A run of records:
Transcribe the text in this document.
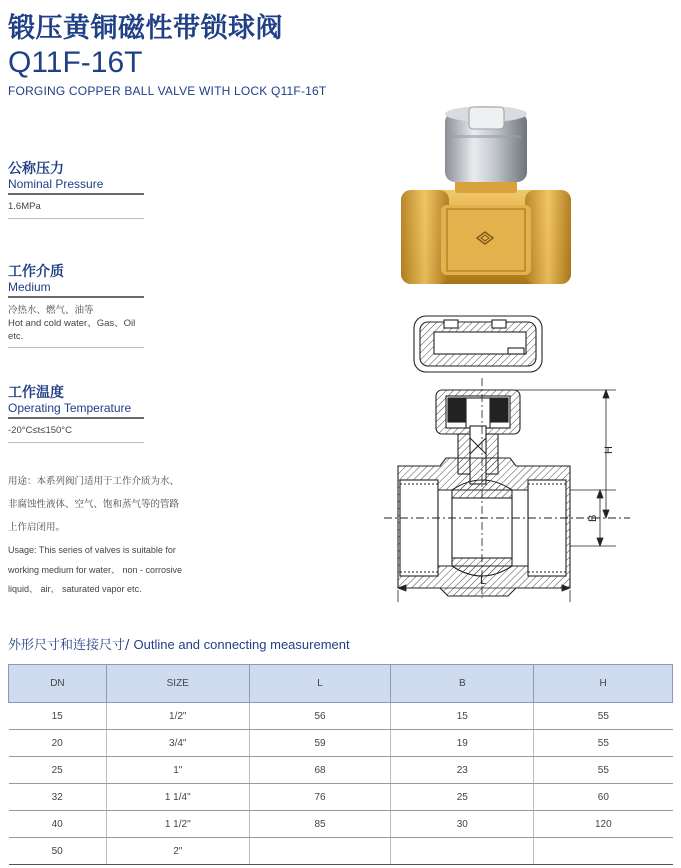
锻压黄铜磁性带锁球阀
Q11F-16T
FORGING COPPER BALL VALVE WITH LOCK Q11F-16T
公称压力
Nominal Pressure
1.6MPa
工作介质
Medium
冷热水、燃气、油等
Hot and cold water、Gas、Oil etc.
工作温度
Operating Temperature
-20°C≤t≤150°C
用途：本系列阀门适用于工作介质为水、
非腐蚀性液体、空气、饱和蒸气等的管路
上作启闭用。
Usage: This series of valves is suitable for
working medium for water、 non - corrosive
liquid、 air、 saturated vapor etc.
H
B
L
外形尺寸和连接尺寸/ Outline and connecting measurement
DN	SIZE	L	B	H
15	1/2"	56	15	55
20	3/4"	59	19	55
25	1"	68	23	55
32	1 1/4"	76	25	60
40	1 1/2"	85	30	120
50	2"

* _Task to carry out_
The records above are to be reproduced exactly; the pictures are to be left out.

* _Solution_
Transcribe the text in this document.
锻压黄铜磁性带锁球阀
Q11F-16T
FORGING COPPER BALL VALVE WITH LOCK Q11F-16T
公称压力
Nominal Pressure
1.6MPa
工作介质
Medium
冷热水、燃气、油等
Hot and cold water、Gas、Oil etc.
工作温度
Operating Temperature
-20°C≤t≤150°C
用途：本系列阀门适用于工作介质为水、
非腐蚀性液体、空气、饱和蒸气等的管路
上作启闭用。
Usage: This series of valves is suitable for
working medium for water、 non - corrosive
liquid、 air、 saturated vapor etc.
H
B
L
外形尺寸和连接尺寸/ Outline and connecting measurement
DN	SIZE	L	B	H
15	1/2"	56	15	55
20	3/4"	59	19	55
25	1"	68	23	55
32	1 1/4"	76	25	60
40	1 1/2"	85	30	120
50	2"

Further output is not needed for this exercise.